Your goal - Please convert every line of the records below into a JSON list of strings, one string per line, skipping blank lines and leaving the pictures out.

Page element annotations
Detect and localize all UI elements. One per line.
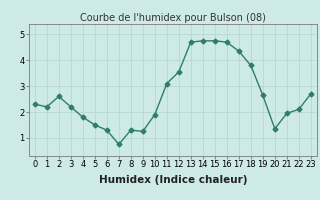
Title: Courbe de l'humidex pour Bulson (08): Courbe de l'humidex pour Bulson (08) <box>80 13 266 23</box>
X-axis label: Humidex (Indice chaleur): Humidex (Indice chaleur) <box>99 175 247 185</box>
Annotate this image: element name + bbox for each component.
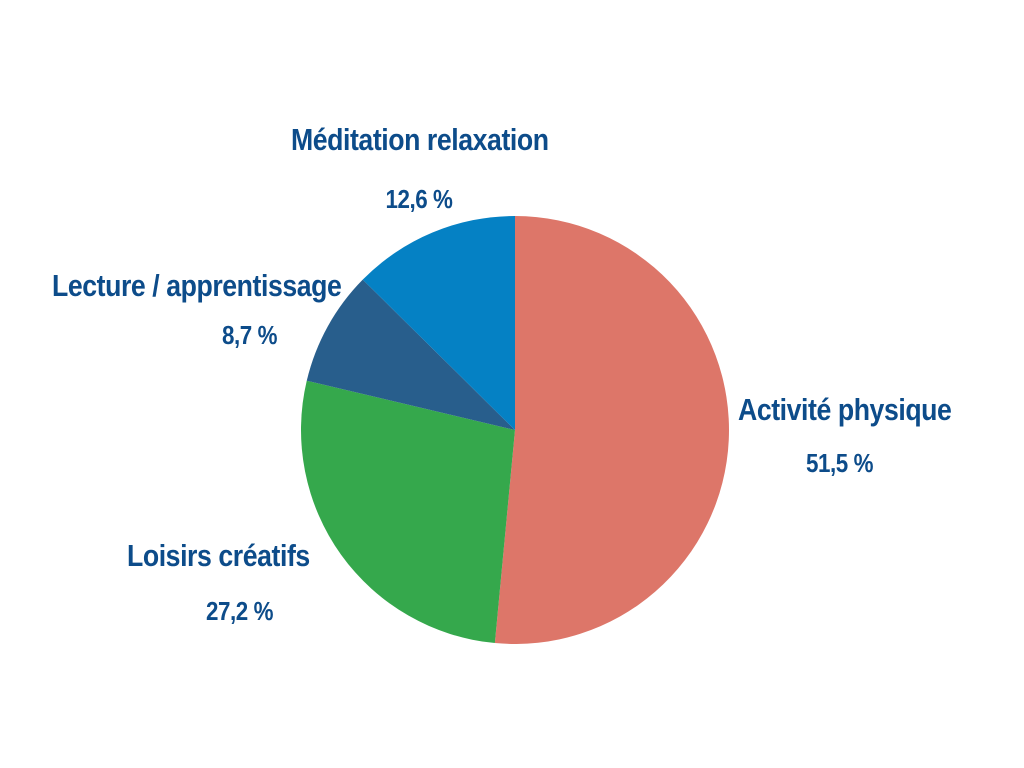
- pie-slice-loisirs-creatifs: [301, 380, 515, 644]
- slice-value-lecture-apprentissage: 8,7 %: [222, 320, 278, 350]
- pie-slice-lecture-apprentissage: [306, 279, 515, 430]
- slice-label-activite-physique: Activité physique: [738, 392, 952, 427]
- slice-label-lecture-apprentissage: Lecture / apprentissage: [52, 268, 342, 303]
- pie-slices: [301, 216, 730, 644]
- slice-value-activite-physique: 51,5 %: [806, 448, 874, 478]
- slice-label-loisirs-creatifs: Loisirs créatifs: [127, 538, 310, 573]
- slice-value-meditation-relaxation: 12,6 %: [385, 184, 453, 214]
- slice-label-meditation-relaxation: Méditation relaxation: [290, 122, 549, 157]
- pie-slice-meditation-relaxation: [362, 216, 515, 430]
- pie-slice-activite-physique: [494, 216, 730, 644]
- slice-value-loisirs-creatifs: 27,2 %: [206, 596, 274, 626]
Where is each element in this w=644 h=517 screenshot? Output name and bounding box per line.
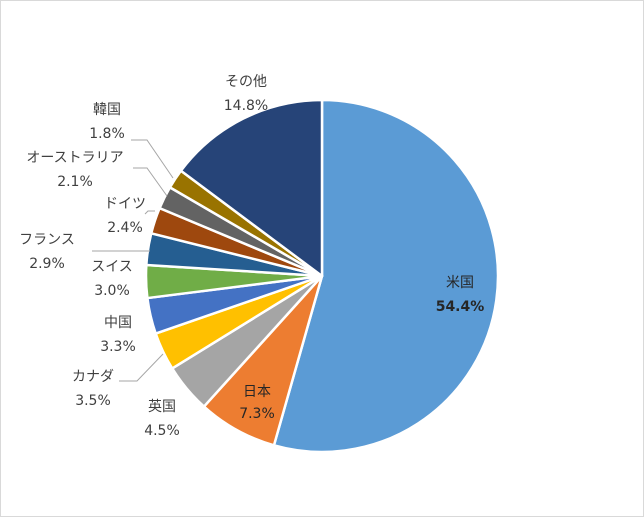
- slice-label-7: ドイツ: [104, 196, 146, 212]
- slice-value-10: 14.8%: [224, 98, 268, 114]
- slice-value-4: 3.3%: [100, 339, 136, 355]
- data-labels: 米国 54.4% 日本 7.3% 英国 4.5% カナダ 3.5% 中国 3.3% スイス 3.0% フ…: [19, 74, 484, 439]
- slice-value-2: 4.5%: [144, 423, 180, 439]
- slice-value-1: 7.3%: [239, 406, 275, 422]
- slice-label-3: カナダ: [72, 369, 114, 385]
- leader-line-7: [144, 210, 155, 215]
- slice-value-6: 2.9%: [29, 256, 65, 272]
- slice-label-2: 英国: [148, 398, 176, 415]
- slice-value-7: 2.4%: [107, 220, 143, 236]
- leader-line-8: [133, 167, 168, 197]
- slice-label-9: 韓国: [93, 102, 121, 118]
- slice-label-1: 日本: [243, 384, 271, 400]
- slice-label-4: 中国: [104, 315, 132, 331]
- slice-label-10: その他: [225, 74, 267, 90]
- leader-line-9: [131, 139, 174, 179]
- leader-line-3: [119, 353, 164, 382]
- slice-value-0: 54.4%: [436, 299, 485, 315]
- slice-label-0: 米国: [446, 275, 474, 291]
- slice-value-5: 3.0%: [94, 283, 130, 299]
- pie-slice-10: [179, 98, 324, 278]
- slice-value-8: 2.1%: [57, 174, 93, 190]
- pie-slice-0: [272, 98, 500, 454]
- leader-lines: [92, 139, 174, 382]
- slice-label-8: オーストラリア: [26, 150, 123, 166]
- pie-slices: [144, 98, 500, 454]
- slice-value-9: 1.8%: [89, 126, 125, 142]
- slice-label-5: スイス: [91, 259, 133, 275]
- slice-value-3: 3.5%: [75, 393, 111, 409]
- slice-label-6: フランス: [19, 232, 75, 248]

Answer below -
[
  "Detect and localize all UI elements. One per line.",
  "Title: Courbe de l'humidex pour Bulson (08): Courbe de l'humidex pour Bulson (08) <box>80 13 266 23</box>",
  "X-axis label: Humidex (Indice chaleur): Humidex (Indice chaleur) <box>99 175 247 185</box>",
  "Annotate this image: element name + bbox for each component.",
  "- pie-slice-loisirs-creatifs: [301, 380, 515, 644]",
  "- slice-value-lecture-apprentissage: 8,7 %: [222, 320, 278, 350]",
  "- pie-slice-lecture-apprentissage: [306, 279, 515, 430]",
  "- slice-label-activite-physique: Activité physique: [738, 392, 952, 427]",
  "- slice-label-lecture-apprentissage: Lecture / apprentissage: [52, 268, 342, 303]",
  "- pie-slices: [301, 216, 730, 644]",
  "- slice-value-activite-physique: 51,5 %: [806, 448, 874, 478]",
  "- slice-label-loisirs-creatifs: Loisirs créatifs: [127, 538, 310, 573]",
  "- slice-value-meditation-relaxation: 12,6 %: [385, 184, 453, 214]",
  "- slice-label-meditation-relaxation: Méditation relaxation: [290, 122, 549, 157]",
  "- pie-slice-meditation-relaxation: [362, 216, 515, 430]",
  "- pie-slice-activite-physique: [494, 216, 730, 644]",
  "- slice-value-loisirs-creatifs: 27,2 %: [206, 596, 274, 626]",
  "Where is each element in this w=644 h=517 screenshot? Output name and bounding box per line.",
  "- slice-label-7: ドイツ: [104, 196, 146, 212]",
  "- slice-value-10: 14.8%: [224, 98, 268, 114]",
  "- slice-value-4: 3.3%: [100, 339, 136, 355]",
  "- data-labels: 米国 54.4% 日本 7.3% 英国 4.5% カナダ 3.5% 中国 3.3% スイス 3.0% フ…: [19, 74, 484, 439]",
  "- slice-value-2: 4.5%: [144, 423, 180, 439]",
  "- slice-value-1: 7.3%: [239, 406, 275, 422]",
  "- slice-label-3: カナダ: [72, 369, 114, 385]",
  "- leader-line-7: [144, 210, 155, 215]",
  "- slice-value-6: 2.9%: [29, 256, 65, 272]",
  "- slice-label-2: 英国: [148, 398, 176, 415]",
  "- slice-value-7: 2.4%: [107, 220, 143, 236]",
  "- leader-line-8: [133, 167, 168, 197]",
  "- slice-label-9: 韓国: [93, 102, 121, 118]",
  "- slice-label-1: 日本: [243, 384, 271, 400]",
  "- slice-label-4: 中国: [104, 315, 132, 331]",
  "- slice-label-10: その他: [225, 74, 267, 90]",
  "- leader-line-9: [131, 139, 174, 179]",
  "- leader-line-3: [119, 353, 164, 382]",
  "- slice-value-0: 54.4%: [436, 299, 485, 315]",
  "- slice-label-0: 米国: [446, 275, 474, 291]",
  "- slice-value-5: 3.0%: [94, 283, 130, 299]",
  "- pie-slice-10: [179, 98, 324, 278]",
  "- slice-value-8: 2.1%: [57, 174, 93, 190]",
  "- pie-slice-0: [272, 98, 500, 454]",
  "- leader-lines: [92, 139, 174, 382]",
  "- slice-label-8: オーストラリア: [26, 150, 123, 166]",
  "- pie-slices: [144, 98, 500, 454]",
  "- slice-value-9: 1.8%: [89, 126, 125, 142]",
  "- slice-label-5: スイス: [91, 259, 133, 275]",
  "- slice-value-3: 3.5%: [75, 393, 111, 409]",
  "- slice-label-6: フランス: [19, 232, 75, 248]"
]